__Source__:
____

Project Details

Description

There is increasing concern in political circles, the media, and academia, about the rise of authoritarian populism worldwide and its association with misogyny, racism, and hatred of minorities.

A growing body of research indicates that authoritarian populism is, at least in part, a response to the last 50 years of neoliberal economic, social, and cultural policies which have created extreme levels of inequality, social division, and precarity across the globe, decimating communities, and creating living conditions that take a severe toll on physical and mental wellbeing.

The belief that there is no alternative (the ‘TINA’ doctrine) hinders development of state-level political practices that could protect democracy by seeking to respond to this decline. This impasse is further aggravated by the lack of conceptual work defining authoritarianism (commonly used to simply mean ‘anti-democratic‘); and by widespread disagreement concerning the relationship between, and means of measuring, authoritarianism, populism, and wellbeing.

____

__Data section__:
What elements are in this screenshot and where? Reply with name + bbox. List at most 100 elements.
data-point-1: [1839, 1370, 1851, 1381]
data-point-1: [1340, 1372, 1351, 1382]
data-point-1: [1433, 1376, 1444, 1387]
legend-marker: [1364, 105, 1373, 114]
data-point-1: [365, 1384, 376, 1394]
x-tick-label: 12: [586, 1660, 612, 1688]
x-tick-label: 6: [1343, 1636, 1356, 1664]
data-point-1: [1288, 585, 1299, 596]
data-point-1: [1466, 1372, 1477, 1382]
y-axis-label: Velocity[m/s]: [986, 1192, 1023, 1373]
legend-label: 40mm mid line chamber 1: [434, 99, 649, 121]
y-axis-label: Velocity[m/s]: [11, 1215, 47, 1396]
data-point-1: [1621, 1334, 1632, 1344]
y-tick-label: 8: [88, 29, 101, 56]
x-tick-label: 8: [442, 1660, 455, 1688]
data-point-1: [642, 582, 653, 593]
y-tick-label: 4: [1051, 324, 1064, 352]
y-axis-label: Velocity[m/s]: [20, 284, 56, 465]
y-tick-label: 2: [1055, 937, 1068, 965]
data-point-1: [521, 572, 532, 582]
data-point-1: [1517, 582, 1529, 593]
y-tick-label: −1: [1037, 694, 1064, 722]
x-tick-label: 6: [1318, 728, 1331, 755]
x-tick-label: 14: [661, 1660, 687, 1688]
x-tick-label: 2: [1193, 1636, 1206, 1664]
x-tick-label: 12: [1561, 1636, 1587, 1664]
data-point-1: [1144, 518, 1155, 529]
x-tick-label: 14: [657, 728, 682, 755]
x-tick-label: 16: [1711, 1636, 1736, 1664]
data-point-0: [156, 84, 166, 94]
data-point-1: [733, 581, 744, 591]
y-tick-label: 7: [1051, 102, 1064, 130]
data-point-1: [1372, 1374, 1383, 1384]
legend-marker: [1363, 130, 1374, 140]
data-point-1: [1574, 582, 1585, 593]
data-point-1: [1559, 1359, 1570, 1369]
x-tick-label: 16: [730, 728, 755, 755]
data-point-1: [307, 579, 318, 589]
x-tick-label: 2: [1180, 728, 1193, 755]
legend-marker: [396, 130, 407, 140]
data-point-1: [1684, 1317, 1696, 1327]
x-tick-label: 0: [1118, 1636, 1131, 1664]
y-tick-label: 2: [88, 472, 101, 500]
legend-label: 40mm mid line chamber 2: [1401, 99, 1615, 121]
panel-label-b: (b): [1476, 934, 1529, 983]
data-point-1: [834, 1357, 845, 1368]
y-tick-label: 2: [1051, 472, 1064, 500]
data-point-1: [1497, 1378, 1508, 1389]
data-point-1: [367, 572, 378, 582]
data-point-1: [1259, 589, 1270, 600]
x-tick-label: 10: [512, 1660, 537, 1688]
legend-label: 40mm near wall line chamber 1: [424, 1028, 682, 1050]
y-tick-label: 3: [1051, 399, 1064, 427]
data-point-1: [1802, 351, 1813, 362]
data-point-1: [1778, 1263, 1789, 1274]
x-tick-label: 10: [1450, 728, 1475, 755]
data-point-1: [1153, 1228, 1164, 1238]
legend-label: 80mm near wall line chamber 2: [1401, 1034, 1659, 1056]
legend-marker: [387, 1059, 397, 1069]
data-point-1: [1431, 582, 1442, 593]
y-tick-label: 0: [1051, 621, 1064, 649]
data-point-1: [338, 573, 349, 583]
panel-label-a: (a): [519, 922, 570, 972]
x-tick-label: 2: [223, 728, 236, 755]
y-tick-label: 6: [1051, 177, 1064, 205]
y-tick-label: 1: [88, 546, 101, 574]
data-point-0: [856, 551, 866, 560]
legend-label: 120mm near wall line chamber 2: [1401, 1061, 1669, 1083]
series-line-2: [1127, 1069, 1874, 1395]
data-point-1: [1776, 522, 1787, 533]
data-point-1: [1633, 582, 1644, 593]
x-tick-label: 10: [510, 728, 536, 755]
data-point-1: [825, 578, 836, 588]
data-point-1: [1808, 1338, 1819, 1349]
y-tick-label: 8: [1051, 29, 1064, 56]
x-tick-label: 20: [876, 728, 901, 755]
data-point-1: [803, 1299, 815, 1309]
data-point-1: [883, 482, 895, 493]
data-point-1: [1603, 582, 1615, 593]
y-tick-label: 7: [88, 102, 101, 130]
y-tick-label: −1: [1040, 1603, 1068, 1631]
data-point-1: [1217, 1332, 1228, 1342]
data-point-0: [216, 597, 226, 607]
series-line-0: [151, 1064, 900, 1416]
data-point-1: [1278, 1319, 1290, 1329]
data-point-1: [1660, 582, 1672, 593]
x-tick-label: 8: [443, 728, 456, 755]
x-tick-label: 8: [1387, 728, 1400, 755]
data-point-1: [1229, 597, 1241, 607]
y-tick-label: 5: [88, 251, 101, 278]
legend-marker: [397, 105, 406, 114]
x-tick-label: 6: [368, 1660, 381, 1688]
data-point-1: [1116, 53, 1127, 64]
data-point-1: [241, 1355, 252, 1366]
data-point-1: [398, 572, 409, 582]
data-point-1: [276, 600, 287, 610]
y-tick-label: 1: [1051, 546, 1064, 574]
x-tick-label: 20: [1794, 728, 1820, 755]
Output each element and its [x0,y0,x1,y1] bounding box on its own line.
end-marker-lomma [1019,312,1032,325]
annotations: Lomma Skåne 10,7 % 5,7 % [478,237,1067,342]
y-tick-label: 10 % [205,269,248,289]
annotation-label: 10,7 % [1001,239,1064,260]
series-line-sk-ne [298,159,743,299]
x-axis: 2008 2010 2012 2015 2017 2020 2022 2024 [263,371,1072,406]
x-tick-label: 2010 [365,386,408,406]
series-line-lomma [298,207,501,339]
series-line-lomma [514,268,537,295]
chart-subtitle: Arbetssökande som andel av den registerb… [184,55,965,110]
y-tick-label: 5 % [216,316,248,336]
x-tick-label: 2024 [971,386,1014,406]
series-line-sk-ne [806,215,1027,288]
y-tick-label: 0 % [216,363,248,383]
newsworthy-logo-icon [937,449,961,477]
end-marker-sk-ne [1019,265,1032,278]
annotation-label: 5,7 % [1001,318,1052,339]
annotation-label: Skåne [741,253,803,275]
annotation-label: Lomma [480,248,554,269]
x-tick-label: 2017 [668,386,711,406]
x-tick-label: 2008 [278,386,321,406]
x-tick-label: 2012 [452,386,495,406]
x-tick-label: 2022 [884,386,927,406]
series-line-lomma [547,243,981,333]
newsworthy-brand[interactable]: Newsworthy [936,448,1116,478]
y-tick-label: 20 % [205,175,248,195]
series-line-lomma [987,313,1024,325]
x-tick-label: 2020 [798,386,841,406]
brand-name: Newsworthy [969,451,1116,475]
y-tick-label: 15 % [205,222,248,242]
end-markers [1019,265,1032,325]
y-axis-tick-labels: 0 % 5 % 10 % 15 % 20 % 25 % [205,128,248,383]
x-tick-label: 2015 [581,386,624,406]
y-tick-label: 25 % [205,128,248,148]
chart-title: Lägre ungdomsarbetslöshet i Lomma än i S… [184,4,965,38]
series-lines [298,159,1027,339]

____

Quote the project description on authoritarian populism exactly, starting at "A growing body" and ending at "populism, and wellbeing.".

A growing body of research indicates that authoritarian populism is, at least in part, a response to the last 50 years of neoliberal economic, social, and cultural policies which have created extreme levels of inequality, social division, and precarity across the globe, decimating communities, and creating living conditions that take a severe toll on physical and mental wellbeing.

The belief that there is no alternative (the ‘TINA’ doctrine) hinders development of state-level political practices that could protect democracy by seeking to respond to this decline. This impasse is further aggravated by the lack of conceptual work defining authoritarianism (commonly used to simply mean ‘anti-democratic‘); and by widespread disagreement concerning the relationship between, and means of measuring, authoritarianism, populism, and wellbeing.